- **REQUIRED TASK**: Return each line of the data below verbatim; pictures are to be left out.

## Begin SUPPLIED RECORDS

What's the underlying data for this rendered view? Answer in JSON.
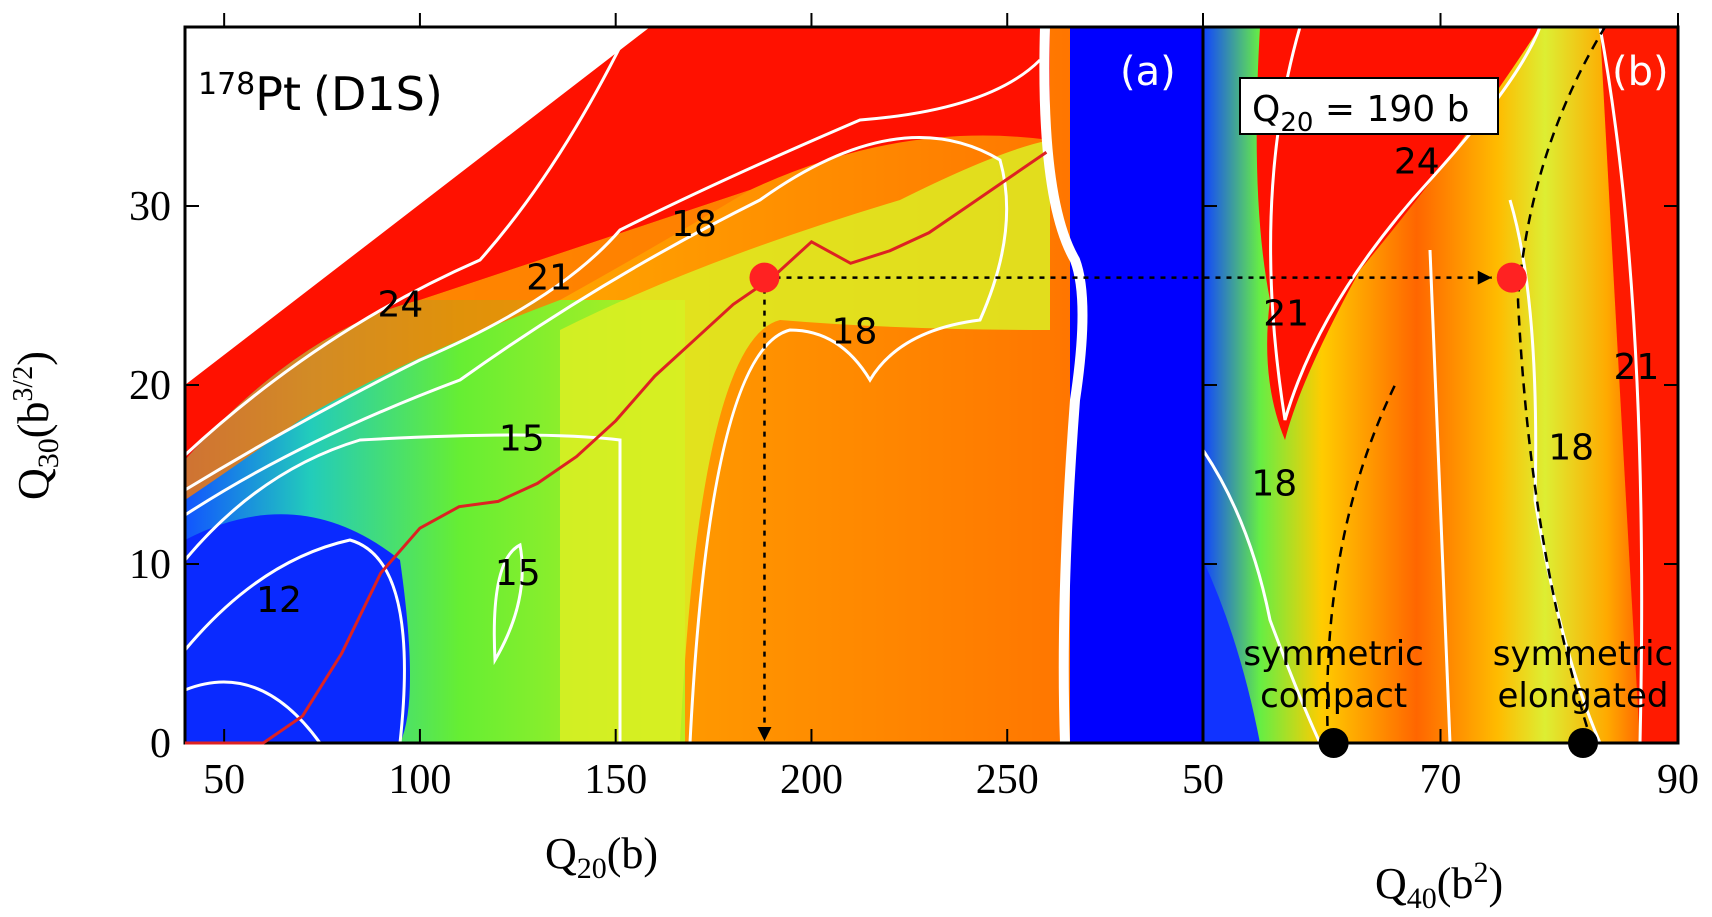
{
  "chart_data": [
    {
      "panel": "(a)",
      "type": "heatmap",
      "nucleus": {
        "mass": "178",
        "symbol": "Pt",
        "functional": "(D1S)"
      },
      "xlabel": {
        "base": "Q",
        "sub": "20",
        "unit": "(b)"
      },
      "ylabel": {
        "base": "Q",
        "sub": "30",
        "unit_pre": "(b",
        "unit_sup": "3/2",
        "unit_post": ")"
      },
      "xlim": [
        40,
        300
      ],
      "ylim": [
        0,
        40
      ],
      "x_ticks": [
        50,
        100,
        150,
        200,
        250
      ],
      "y_ticks": [
        0,
        10,
        20,
        30
      ],
      "contour_labels": [
        {
          "text": "24",
          "x": 95,
          "y": 24.5
        },
        {
          "text": "21",
          "x": 133,
          "y": 26
        },
        {
          "text": "18",
          "x": 170,
          "y": 29
        },
        {
          "text": "18",
          "x": 211,
          "y": 23
        },
        {
          "text": "15",
          "x": 126,
          "y": 17
        },
        {
          "text": "15",
          "x": 125,
          "y": 9.5
        },
        {
          "text": "12",
          "x": 64,
          "y": 8
        }
      ],
      "fission_path": {
        "x": [
          40,
          60,
          70,
          80,
          90,
          100,
          110,
          120,
          130,
          140,
          150,
          160,
          170,
          180,
          190,
          200,
          210,
          220,
          230,
          240,
          250,
          260
        ],
        "y": [
          0,
          0,
          1.5,
          5,
          9.5,
          12,
          13.2,
          13.5,
          14.5,
          16,
          18,
          20.5,
          22.5,
          24.5,
          26,
          28,
          26.8,
          27.5,
          28.5,
          30,
          31.5,
          33
        ]
      },
      "marker": {
        "x": 188,
        "y": 26
      },
      "arrow_down_to": {
        "x": 188,
        "y": 0
      }
    },
    {
      "panel": "(b)",
      "type": "heatmap",
      "fixed_q20": "Q20 = 190 b",
      "fixed_q20_parts": {
        "base": "Q",
        "sub": "20",
        "rest": " = 190 b"
      },
      "xlabel": {
        "base": "Q",
        "sub": "40",
        "unit_pre": "(b",
        "unit_sup": "2",
        "unit_post": ")"
      },
      "xlim": [
        50,
        90
      ],
      "ylim": [
        0,
        40
      ],
      "x_ticks": [
        50,
        70,
        90
      ],
      "contour_labels": [
        {
          "text": "24",
          "x": 68,
          "y": 32.5
        },
        {
          "text": "21",
          "x": 57,
          "y": 24
        },
        {
          "text": "21",
          "x": 86.5,
          "y": 21
        },
        {
          "text": "18",
          "x": 56,
          "y": 14.5
        },
        {
          "text": "18",
          "x": 81,
          "y": 16.5
        }
      ],
      "marker": {
        "x": 76,
        "y": 26
      },
      "minima": [
        {
          "label_line1": "symmetric",
          "label_line2": "compact",
          "x": 61,
          "y": 0
        },
        {
          "label_line1": "symmetric",
          "label_line2": "elongated",
          "x": 82,
          "y": 0
        }
      ]
    }
  ],
  "colors": {
    "red": "#ff0000",
    "orange": "#ff8800",
    "yellow": "#ffdd00",
    "green": "#44ee44",
    "blue": "#0000ff",
    "contour": "#ffffff",
    "path": "#dd2222",
    "marker": "#ff2222"
  }
}
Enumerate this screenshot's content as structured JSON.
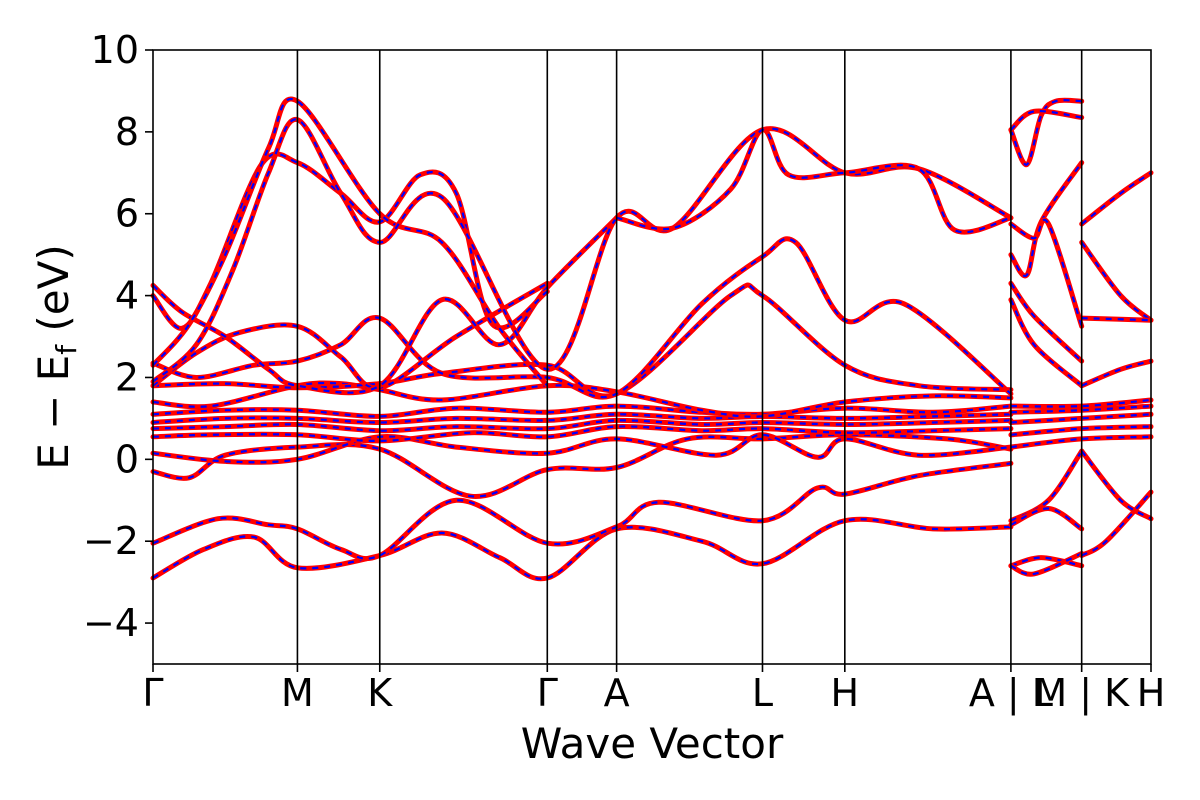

## End SUPPLIED RECORDS

- **OUTPUT FOR THIS TASK**:
What's the underlying data for this rendered view? Answer in JSON.
{
  "chart_data": [
    {
      "panel": "(a)",
      "type": "heatmap",
      "nucleus": {
        "mass": "178",
        "symbol": "Pt",
        "functional": "(D1S)"
      },
      "xlabel": {
        "base": "Q",
        "sub": "20",
        "unit": "(b)"
      },
      "ylabel": {
        "base": "Q",
        "sub": "30",
        "unit_pre": "(b",
        "unit_sup": "3/2",
        "unit_post": ")"
      },
      "xlim": [
        40,
        300
      ],
      "ylim": [
        0,
        40
      ],
      "x_ticks": [
        50,
        100,
        150,
        200,
        250
      ],
      "y_ticks": [
        0,
        10,
        20,
        30
      ],
      "contour_labels": [
        {
          "text": "24",
          "x": 95,
          "y": 24.5
        },
        {
          "text": "21",
          "x": 133,
          "y": 26
        },
        {
          "text": "18",
          "x": 170,
          "y": 29
        },
        {
          "text": "18",
          "x": 211,
          "y": 23
        },
        {
          "text": "15",
          "x": 126,
          "y": 17
        },
        {
          "text": "15",
          "x": 125,
          "y": 9.5
        },
        {
          "text": "12",
          "x": 64,
          "y": 8
        }
      ],
      "fission_path": {
        "x": [
          40,
          60,
          70,
          80,
          90,
          100,
          110,
          120,
          130,
          140,
          150,
          160,
          170,
          180,
          190,
          200,
          210,
          220,
          230,
          240,
          250,
          260
        ],
        "y": [
          0,
          0,
          1.5,
          5,
          9.5,
          12,
          13.2,
          13.5,
          14.5,
          16,
          18,
          20.5,
          22.5,
          24.5,
          26,
          28,
          26.8,
          27.5,
          28.5,
          30,
          31.5,
          33
        ]
      },
      "marker": {
        "x": 188,
        "y": 26
      },
      "arrow_down_to": {
        "x": 188,
        "y": 0
      }
    },
    {
      "panel": "(b)",
      "type": "heatmap",
      "fixed_q20": "Q20 = 190 b",
      "fixed_q20_parts": {
        "base": "Q",
        "sub": "20",
        "rest": " = 190 b"
      },
      "xlabel": {
        "base": "Q",
        "sub": "40",
        "unit_pre": "(b",
        "unit_sup": "2",
        "unit_post": ")"
      },
      "xlim": [
        50,
        90
      ],
      "ylim": [
        0,
        40
      ],
      "x_ticks": [
        50,
        70,
        90
      ],
      "contour_labels": [
        {
          "text": "24",
          "x": 68,
          "y": 32.5
        },
        {
          "text": "21",
          "x": 57,
          "y": 24
        },
        {
          "text": "21",
          "x": 86.5,
          "y": 21
        },
        {
          "text": "18",
          "x": 56,
          "y": 14.5
        },
        {
          "text": "18",
          "x": 81,
          "y": 16.5
        }
      ],
      "marker": {
        "x": 76,
        "y": 26
      },
      "minima": [
        {
          "label_line1": "symmetric",
          "label_line2": "compact",
          "x": 61,
          "y": 0
        },
        {
          "label_line1": "symmetric",
          "label_line2": "elongated",
          "x": 82,
          "y": 0
        }
      ]
    }
  ],
  "colors": {
    "red": "#ff0000",
    "orange": "#ff8800",
    "yellow": "#ffdd00",
    "green": "#44ee44",
    "blue": "#0000ff",
    "contour": "#ffffff",
    "path": "#dd2222",
    "marker": "#ff2222"
  }
}
Enumerate this screenshot's content as structured JSON.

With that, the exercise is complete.